GOAL:
Pull out all lines from the listing below in which the word "泊船瓜州" appears.

DATASET EXTRACT:

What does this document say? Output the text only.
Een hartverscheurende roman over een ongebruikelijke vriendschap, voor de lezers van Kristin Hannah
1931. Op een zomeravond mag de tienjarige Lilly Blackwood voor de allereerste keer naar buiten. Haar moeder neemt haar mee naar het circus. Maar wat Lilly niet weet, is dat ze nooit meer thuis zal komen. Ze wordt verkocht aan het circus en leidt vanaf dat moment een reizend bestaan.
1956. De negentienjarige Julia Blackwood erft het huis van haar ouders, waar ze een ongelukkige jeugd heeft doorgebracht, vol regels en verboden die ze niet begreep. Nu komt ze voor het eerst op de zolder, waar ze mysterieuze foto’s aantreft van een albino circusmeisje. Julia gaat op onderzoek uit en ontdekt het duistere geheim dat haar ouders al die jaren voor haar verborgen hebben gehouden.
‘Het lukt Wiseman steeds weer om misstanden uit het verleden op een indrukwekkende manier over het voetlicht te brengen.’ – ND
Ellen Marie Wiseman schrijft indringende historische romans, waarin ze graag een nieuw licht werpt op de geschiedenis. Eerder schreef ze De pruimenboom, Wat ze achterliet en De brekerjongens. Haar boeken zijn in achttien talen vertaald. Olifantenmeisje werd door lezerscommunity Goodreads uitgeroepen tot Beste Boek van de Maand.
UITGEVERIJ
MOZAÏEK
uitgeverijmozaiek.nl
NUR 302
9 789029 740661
--
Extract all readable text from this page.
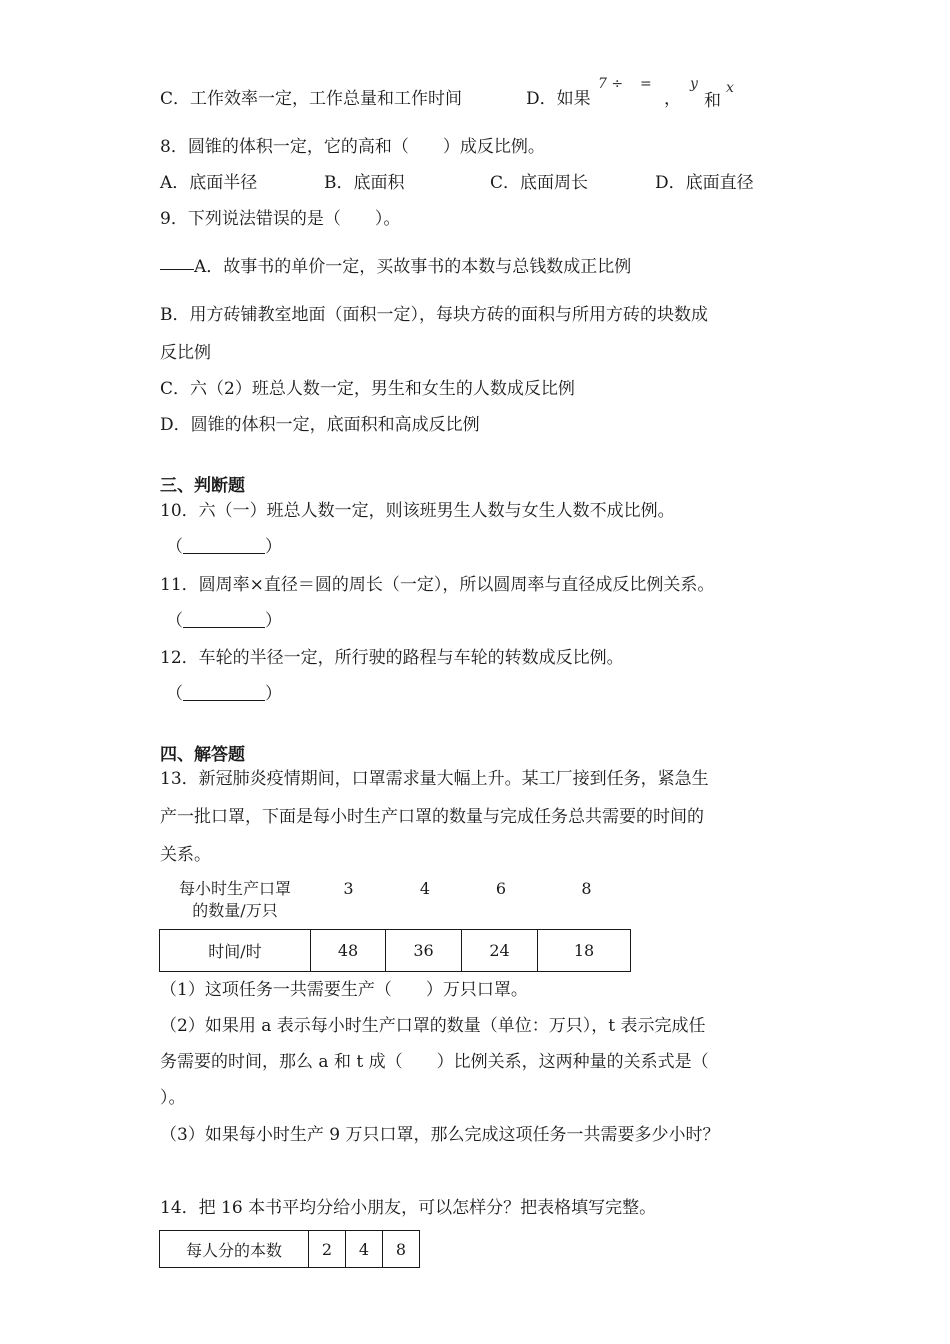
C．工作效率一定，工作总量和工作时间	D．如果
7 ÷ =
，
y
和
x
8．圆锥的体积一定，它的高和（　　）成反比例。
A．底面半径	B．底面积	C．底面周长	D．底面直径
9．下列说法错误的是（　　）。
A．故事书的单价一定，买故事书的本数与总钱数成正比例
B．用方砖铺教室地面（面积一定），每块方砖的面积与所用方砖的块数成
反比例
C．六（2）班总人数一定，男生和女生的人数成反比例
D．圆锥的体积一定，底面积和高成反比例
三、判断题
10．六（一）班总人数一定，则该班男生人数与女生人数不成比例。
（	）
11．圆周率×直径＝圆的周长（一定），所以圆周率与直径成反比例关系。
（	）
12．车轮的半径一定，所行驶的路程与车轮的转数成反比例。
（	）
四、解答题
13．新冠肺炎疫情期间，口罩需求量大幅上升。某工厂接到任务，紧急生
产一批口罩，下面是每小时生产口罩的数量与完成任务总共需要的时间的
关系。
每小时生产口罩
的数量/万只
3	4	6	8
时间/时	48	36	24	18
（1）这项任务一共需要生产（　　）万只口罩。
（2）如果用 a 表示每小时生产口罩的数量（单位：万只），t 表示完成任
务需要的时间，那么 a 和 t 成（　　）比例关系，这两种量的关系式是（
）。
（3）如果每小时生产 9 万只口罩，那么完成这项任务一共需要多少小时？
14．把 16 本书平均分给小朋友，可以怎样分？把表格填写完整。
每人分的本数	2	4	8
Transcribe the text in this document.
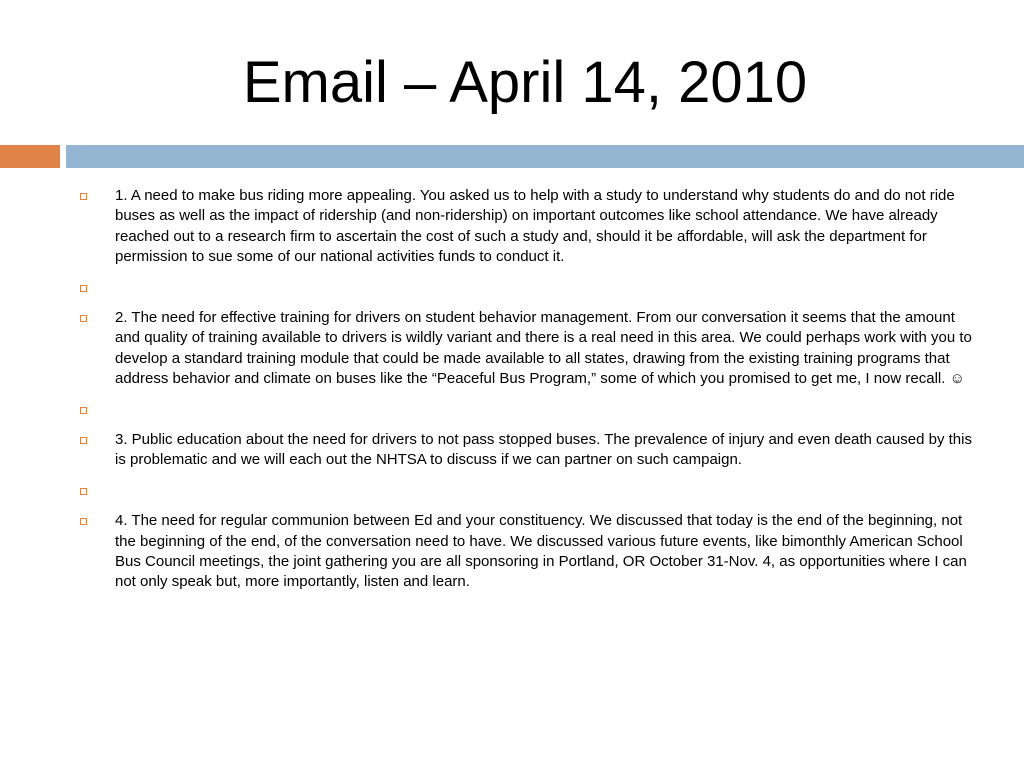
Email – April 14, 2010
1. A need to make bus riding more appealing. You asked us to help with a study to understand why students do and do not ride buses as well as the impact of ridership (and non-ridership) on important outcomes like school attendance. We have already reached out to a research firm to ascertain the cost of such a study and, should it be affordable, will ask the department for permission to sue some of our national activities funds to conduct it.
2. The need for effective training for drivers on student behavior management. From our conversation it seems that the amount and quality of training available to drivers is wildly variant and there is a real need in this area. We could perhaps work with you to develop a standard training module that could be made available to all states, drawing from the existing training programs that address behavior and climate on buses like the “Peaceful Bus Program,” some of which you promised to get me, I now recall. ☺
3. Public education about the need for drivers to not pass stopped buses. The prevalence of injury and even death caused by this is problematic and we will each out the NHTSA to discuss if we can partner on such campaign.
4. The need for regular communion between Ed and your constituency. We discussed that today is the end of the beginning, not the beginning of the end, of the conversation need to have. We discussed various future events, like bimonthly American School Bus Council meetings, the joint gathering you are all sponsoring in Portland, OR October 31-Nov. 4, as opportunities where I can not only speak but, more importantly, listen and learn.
==
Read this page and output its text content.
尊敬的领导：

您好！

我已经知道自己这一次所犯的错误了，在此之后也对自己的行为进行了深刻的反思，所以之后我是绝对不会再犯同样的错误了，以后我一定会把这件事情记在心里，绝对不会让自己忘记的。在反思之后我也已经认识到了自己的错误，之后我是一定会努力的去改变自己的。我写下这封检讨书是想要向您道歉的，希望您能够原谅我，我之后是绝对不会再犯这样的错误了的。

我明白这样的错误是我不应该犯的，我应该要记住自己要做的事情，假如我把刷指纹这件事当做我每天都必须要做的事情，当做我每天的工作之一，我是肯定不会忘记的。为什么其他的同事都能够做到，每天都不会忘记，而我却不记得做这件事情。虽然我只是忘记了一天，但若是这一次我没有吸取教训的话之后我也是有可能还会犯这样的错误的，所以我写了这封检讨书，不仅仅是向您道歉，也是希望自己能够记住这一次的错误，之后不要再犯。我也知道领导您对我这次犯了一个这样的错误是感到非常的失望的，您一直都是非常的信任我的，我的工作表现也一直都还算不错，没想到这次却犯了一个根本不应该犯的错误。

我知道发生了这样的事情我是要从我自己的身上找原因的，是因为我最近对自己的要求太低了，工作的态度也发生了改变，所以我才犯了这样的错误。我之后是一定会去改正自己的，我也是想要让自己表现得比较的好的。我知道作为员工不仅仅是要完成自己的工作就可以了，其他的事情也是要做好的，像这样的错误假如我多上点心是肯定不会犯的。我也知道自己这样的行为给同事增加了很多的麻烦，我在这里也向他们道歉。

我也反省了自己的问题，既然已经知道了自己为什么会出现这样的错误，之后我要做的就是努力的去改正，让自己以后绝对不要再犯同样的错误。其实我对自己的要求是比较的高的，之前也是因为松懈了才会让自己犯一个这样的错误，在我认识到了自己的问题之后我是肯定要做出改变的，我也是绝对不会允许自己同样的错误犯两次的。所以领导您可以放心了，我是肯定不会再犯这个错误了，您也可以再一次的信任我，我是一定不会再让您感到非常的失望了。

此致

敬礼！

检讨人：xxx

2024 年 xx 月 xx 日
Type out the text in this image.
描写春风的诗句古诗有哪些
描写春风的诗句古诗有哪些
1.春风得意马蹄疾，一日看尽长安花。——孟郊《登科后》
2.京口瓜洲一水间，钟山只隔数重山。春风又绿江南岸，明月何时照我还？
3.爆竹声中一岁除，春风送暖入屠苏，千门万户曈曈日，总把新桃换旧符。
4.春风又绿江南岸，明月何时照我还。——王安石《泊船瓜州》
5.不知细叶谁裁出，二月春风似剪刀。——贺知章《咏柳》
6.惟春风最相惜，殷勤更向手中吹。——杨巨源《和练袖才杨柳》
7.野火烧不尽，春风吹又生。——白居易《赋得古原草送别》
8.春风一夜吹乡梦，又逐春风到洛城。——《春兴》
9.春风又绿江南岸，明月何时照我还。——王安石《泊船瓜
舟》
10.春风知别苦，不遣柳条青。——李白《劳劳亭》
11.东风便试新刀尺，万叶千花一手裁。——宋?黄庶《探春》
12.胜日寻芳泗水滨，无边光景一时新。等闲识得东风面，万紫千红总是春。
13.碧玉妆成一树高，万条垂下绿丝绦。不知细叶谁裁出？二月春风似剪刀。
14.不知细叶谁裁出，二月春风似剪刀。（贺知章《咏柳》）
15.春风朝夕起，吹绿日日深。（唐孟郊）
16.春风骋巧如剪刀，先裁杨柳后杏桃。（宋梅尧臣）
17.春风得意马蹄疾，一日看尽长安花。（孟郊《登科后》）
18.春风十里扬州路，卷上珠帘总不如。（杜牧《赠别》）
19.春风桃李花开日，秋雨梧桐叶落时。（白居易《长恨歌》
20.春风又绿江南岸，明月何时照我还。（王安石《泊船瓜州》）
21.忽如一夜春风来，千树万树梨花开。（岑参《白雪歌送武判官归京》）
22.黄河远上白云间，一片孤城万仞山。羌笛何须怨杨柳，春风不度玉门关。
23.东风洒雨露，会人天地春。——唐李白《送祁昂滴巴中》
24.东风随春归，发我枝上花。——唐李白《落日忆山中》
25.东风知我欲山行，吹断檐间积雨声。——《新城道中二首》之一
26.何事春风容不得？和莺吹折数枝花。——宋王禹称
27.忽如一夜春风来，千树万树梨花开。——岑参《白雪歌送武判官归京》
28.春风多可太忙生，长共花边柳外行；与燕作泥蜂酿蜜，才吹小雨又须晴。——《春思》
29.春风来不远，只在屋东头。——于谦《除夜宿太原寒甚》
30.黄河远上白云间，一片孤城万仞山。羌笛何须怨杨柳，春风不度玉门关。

REPLY TO THE TASK:
4.春风又绿江南岸，明月何时照我还。——王安石《泊船瓜州》
20.春风又绿江南岸，明月何时照我还。（王安石《泊船瓜州》）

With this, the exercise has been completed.